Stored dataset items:

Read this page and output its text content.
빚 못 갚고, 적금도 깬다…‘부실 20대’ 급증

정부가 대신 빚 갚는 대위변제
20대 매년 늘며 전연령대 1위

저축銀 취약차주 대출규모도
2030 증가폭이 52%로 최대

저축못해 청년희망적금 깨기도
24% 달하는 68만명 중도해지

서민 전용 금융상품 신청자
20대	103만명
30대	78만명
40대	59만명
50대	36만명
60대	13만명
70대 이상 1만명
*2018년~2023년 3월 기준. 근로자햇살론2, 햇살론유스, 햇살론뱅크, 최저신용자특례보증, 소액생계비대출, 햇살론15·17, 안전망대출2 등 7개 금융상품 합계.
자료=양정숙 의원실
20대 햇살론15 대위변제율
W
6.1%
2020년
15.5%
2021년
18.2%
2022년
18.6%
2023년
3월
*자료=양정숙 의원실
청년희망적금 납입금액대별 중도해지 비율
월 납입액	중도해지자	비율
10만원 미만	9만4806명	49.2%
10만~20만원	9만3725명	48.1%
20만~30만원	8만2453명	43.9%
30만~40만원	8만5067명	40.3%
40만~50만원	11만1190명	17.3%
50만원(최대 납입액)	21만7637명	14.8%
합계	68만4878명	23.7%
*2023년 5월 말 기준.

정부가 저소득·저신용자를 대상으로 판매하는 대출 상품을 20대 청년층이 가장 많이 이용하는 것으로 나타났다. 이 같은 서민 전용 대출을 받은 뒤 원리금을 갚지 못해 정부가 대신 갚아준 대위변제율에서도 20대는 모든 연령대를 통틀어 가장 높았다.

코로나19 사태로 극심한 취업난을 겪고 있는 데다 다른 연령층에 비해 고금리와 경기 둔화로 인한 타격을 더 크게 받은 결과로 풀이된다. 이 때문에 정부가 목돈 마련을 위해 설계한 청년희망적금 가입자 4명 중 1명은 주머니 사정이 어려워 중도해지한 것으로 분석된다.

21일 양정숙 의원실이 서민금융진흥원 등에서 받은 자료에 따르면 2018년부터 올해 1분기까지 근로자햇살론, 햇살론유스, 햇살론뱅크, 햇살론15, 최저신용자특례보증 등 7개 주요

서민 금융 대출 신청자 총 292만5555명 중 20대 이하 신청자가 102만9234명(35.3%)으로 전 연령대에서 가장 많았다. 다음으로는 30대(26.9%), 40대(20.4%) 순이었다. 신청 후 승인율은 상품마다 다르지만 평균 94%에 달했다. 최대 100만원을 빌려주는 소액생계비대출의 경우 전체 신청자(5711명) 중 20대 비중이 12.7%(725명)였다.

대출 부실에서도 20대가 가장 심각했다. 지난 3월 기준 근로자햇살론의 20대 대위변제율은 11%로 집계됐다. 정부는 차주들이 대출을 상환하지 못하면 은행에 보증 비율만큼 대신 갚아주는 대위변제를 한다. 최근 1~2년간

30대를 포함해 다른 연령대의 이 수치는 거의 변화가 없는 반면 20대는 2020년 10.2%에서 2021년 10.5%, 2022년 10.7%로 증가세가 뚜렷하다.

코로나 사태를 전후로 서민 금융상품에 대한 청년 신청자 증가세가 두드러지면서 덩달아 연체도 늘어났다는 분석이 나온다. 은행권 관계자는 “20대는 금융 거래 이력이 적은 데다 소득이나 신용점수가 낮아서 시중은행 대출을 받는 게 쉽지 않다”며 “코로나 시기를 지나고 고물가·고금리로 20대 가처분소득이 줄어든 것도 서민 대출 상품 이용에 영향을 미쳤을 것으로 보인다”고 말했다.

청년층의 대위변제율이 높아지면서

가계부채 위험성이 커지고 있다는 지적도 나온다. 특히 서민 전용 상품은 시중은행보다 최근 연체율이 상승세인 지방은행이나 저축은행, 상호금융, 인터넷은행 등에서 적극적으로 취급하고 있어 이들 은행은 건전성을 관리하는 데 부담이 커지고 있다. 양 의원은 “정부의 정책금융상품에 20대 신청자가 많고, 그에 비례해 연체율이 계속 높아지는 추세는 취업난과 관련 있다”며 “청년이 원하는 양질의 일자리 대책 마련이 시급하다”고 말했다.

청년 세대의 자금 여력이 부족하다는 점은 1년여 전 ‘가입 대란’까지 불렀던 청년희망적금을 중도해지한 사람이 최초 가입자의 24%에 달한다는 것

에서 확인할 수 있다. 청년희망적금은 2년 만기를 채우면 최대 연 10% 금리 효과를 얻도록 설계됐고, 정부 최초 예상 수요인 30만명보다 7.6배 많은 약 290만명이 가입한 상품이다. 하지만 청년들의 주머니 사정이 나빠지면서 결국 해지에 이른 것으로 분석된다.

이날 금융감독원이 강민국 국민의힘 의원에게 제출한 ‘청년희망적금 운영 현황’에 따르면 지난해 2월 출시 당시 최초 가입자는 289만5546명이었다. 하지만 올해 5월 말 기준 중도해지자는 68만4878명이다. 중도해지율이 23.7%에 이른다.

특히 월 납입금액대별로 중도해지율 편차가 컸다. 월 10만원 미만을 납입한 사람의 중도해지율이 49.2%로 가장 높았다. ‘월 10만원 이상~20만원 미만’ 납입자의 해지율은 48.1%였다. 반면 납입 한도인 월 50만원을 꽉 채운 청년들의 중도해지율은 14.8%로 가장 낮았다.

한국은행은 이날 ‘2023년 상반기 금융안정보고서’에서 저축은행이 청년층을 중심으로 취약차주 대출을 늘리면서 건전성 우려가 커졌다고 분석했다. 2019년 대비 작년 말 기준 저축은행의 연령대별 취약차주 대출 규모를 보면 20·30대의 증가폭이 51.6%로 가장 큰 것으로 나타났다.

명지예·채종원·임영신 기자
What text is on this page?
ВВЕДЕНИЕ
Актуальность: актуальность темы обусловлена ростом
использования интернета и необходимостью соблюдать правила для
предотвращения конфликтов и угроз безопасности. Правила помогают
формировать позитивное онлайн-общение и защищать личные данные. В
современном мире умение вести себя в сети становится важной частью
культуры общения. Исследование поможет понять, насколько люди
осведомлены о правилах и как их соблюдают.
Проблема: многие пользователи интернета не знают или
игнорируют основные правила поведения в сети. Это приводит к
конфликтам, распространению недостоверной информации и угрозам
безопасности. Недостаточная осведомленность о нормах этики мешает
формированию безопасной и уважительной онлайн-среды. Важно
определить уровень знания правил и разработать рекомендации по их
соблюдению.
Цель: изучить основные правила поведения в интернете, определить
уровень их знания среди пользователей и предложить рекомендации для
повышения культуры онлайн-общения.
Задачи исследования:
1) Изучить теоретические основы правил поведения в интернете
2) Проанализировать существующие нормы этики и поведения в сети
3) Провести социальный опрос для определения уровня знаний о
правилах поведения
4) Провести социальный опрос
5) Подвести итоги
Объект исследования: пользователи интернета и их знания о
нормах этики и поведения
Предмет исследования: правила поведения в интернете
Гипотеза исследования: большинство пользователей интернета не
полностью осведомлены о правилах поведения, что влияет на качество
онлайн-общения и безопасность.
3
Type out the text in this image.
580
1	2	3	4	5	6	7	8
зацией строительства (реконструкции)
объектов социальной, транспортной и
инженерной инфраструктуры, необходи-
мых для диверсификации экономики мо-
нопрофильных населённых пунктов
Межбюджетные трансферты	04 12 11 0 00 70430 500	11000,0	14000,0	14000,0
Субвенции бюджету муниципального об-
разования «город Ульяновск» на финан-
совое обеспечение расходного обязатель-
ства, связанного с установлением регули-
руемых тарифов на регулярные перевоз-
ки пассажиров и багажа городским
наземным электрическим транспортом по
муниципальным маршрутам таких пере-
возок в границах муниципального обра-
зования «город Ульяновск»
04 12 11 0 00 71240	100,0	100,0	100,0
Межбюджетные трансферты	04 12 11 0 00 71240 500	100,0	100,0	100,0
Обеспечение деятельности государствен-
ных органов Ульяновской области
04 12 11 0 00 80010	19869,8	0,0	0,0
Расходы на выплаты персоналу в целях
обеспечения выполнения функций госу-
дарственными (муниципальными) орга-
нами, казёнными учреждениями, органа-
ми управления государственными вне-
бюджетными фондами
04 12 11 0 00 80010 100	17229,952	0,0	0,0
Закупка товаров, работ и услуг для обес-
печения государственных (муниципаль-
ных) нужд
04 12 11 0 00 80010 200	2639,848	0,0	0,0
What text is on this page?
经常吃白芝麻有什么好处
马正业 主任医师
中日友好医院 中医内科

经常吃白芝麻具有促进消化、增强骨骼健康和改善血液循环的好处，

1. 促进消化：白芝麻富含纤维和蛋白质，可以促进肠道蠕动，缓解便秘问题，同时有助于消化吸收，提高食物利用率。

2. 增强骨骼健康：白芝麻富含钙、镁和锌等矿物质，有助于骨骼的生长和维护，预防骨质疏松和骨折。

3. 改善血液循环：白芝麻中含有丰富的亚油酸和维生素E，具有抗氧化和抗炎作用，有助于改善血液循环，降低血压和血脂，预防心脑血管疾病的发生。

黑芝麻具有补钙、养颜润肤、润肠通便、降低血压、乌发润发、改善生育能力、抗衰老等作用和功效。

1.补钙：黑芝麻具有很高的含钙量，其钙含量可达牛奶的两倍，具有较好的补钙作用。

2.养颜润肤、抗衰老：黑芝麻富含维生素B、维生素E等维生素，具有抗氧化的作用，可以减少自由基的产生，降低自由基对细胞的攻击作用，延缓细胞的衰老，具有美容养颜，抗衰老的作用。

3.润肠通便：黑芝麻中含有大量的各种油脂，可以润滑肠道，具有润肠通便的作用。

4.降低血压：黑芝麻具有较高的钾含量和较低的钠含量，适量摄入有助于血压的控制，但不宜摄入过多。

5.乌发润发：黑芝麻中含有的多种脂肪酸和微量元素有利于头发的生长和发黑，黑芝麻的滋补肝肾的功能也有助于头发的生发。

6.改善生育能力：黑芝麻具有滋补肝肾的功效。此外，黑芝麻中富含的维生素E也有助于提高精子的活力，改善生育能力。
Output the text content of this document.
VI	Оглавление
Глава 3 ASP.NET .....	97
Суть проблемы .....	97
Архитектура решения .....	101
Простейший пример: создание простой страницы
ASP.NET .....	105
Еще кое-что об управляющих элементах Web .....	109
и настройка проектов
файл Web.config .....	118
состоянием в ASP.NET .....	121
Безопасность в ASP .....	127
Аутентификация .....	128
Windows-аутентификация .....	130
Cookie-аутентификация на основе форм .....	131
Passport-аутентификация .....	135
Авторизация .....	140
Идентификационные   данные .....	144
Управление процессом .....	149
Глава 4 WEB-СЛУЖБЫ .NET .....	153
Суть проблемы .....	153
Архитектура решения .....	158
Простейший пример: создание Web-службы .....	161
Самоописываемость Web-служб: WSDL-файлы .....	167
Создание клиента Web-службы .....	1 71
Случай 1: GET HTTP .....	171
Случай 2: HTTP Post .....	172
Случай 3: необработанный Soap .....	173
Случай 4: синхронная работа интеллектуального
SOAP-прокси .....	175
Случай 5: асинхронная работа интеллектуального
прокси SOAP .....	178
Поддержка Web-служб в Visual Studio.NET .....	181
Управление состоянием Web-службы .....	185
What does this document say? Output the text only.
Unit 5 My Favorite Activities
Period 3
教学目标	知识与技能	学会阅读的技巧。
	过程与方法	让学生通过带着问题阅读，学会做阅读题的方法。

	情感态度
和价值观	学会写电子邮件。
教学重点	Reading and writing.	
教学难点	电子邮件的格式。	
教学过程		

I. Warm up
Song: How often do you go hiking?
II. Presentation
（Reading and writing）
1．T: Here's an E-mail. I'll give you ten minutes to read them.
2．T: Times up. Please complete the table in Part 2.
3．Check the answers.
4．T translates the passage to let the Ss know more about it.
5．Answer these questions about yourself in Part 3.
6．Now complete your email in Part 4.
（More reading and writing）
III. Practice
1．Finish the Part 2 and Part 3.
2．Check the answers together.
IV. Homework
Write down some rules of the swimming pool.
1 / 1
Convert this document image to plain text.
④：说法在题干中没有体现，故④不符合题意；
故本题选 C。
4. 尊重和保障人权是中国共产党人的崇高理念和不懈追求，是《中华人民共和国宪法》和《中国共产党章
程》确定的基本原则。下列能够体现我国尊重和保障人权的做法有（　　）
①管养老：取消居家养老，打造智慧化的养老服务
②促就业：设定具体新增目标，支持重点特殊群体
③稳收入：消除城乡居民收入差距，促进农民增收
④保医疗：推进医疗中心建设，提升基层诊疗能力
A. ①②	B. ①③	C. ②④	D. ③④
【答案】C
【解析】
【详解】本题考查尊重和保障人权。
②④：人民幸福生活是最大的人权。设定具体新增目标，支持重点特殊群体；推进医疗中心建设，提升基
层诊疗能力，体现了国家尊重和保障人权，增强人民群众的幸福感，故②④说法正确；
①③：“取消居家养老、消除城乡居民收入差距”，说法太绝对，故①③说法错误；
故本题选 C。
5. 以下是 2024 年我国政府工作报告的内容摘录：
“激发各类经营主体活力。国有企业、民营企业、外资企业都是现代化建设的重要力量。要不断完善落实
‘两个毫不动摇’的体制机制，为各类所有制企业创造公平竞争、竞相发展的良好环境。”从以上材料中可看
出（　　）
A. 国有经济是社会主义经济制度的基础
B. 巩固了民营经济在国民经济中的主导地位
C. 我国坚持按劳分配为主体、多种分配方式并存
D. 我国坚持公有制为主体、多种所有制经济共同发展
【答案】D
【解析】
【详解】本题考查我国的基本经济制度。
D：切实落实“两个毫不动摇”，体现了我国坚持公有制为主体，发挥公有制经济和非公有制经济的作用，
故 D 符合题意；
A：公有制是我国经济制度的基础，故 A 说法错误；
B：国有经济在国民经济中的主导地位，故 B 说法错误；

• _What to produce_
Please retype, exactly as written, every line from the line containing "Convert this document image to plain text." through the last line of the records above, including both of those lines, and nothing else.

• _Written solution_
Convert this document image to plain text.
④：说法在题干中没有体现，故④不符合题意；
故本题选 C。
4. 尊重和保障人权是中国共产党人的崇高理念和不懈追求，是《中华人民共和国宪法》和《中国共产党章
程》确定的基本原则。下列能够体现我国尊重和保障人权的做法有（　　）
①管养老：取消居家养老，打造智慧化的养老服务
②促就业：设定具体新增目标，支持重点特殊群体
③稳收入：消除城乡居民收入差距，促进农民增收
④保医疗：推进医疗中心建设，提升基层诊疗能力
A. ①②	B. ①③	C. ②④	D. ③④
【答案】C
【解析】
【详解】本题考查尊重和保障人权。
②④：人民幸福生活是最大的人权。设定具体新增目标，支持重点特殊群体；推进医疗中心建设，提升基
层诊疗能力，体现了国家尊重和保障人权，增强人民群众的幸福感，故②④说法正确；
①③：“取消居家养老、消除城乡居民收入差距”，说法太绝对，故①③说法错误；
故本题选 C。
5. 以下是 2024 年我国政府工作报告的内容摘录：
“激发各类经营主体活力。国有企业、民营企业、外资企业都是现代化建设的重要力量。要不断完善落实
‘两个毫不动摇’的体制机制，为各类所有制企业创造公平竞争、竞相发展的良好环境。”从以上材料中可看
出（　　）
A. 国有经济是社会主义经济制度的基础
B. 巩固了民营经济在国民经济中的主导地位
C. 我国坚持按劳分配为主体、多种分配方式并存
D. 我国坚持公有制为主体、多种所有制经济共同发展
【答案】D
【解析】
【详解】本题考查我国的基本经济制度。
D：切实落实“两个毫不动摇”，体现了我国坚持公有制为主体，发挥公有制经济和非公有制经济的作用，
故 D 符合题意；
A：公有制是我国经济制度的基础，故 A 说法错误；
B：国有经济在国民经济中的主导地位，故 B 说法错误；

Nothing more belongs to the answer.